Filter these entries so that only lines with the word "нагрузка" remain.

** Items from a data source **
· · · · · · ·

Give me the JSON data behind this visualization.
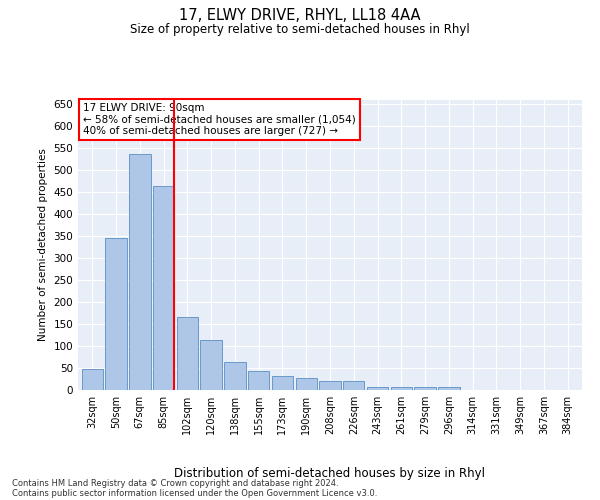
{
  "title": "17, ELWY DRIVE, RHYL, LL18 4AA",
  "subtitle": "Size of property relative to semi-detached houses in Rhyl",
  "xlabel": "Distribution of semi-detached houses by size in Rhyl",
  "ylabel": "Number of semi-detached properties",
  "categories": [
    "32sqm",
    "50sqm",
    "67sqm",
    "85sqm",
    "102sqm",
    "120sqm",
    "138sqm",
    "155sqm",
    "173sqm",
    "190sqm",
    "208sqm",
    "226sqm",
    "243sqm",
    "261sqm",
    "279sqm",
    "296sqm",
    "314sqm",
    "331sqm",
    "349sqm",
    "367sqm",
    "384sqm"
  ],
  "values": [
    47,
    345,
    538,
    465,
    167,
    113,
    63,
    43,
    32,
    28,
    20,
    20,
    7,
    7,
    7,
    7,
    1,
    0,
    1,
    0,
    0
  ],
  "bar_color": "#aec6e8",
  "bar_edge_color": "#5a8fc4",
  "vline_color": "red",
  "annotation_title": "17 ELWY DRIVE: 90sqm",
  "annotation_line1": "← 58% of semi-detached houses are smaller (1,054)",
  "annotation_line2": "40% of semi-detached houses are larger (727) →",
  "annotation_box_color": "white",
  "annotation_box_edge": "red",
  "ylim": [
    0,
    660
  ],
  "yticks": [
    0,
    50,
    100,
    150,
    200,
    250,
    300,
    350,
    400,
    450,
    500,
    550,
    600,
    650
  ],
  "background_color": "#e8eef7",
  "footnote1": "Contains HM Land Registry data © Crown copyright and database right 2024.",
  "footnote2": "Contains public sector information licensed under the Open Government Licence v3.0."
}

· · · · · · ·

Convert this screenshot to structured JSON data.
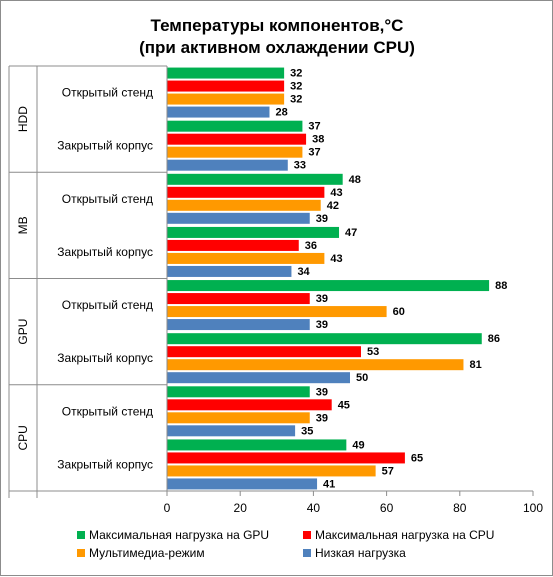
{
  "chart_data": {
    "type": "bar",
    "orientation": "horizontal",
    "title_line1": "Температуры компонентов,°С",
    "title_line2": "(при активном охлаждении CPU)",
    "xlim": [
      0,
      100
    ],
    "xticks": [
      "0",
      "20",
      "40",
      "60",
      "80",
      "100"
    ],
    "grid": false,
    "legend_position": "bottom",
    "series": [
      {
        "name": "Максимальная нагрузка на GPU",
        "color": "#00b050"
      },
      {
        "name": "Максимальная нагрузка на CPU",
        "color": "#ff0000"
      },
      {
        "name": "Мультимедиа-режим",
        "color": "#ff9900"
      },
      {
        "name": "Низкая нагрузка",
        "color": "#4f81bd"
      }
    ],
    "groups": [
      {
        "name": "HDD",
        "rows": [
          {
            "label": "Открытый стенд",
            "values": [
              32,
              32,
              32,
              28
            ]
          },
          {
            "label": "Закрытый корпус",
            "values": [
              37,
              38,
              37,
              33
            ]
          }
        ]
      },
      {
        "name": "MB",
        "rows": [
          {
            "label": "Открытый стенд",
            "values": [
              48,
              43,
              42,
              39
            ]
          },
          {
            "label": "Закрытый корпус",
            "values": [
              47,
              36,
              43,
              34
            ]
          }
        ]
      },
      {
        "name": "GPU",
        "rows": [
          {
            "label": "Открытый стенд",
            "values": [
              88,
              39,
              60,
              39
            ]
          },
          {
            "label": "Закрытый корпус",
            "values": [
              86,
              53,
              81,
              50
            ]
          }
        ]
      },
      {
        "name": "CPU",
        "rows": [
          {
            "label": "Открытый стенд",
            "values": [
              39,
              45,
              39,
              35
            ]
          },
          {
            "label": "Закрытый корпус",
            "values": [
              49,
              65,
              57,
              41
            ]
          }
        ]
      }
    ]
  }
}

· · · · · · ·

** Response to this task **
        "name": "Максимальная нагрузка на GPU",
        "name": "Максимальная нагрузка на CPU",
        "name": "Низкая нагрузка",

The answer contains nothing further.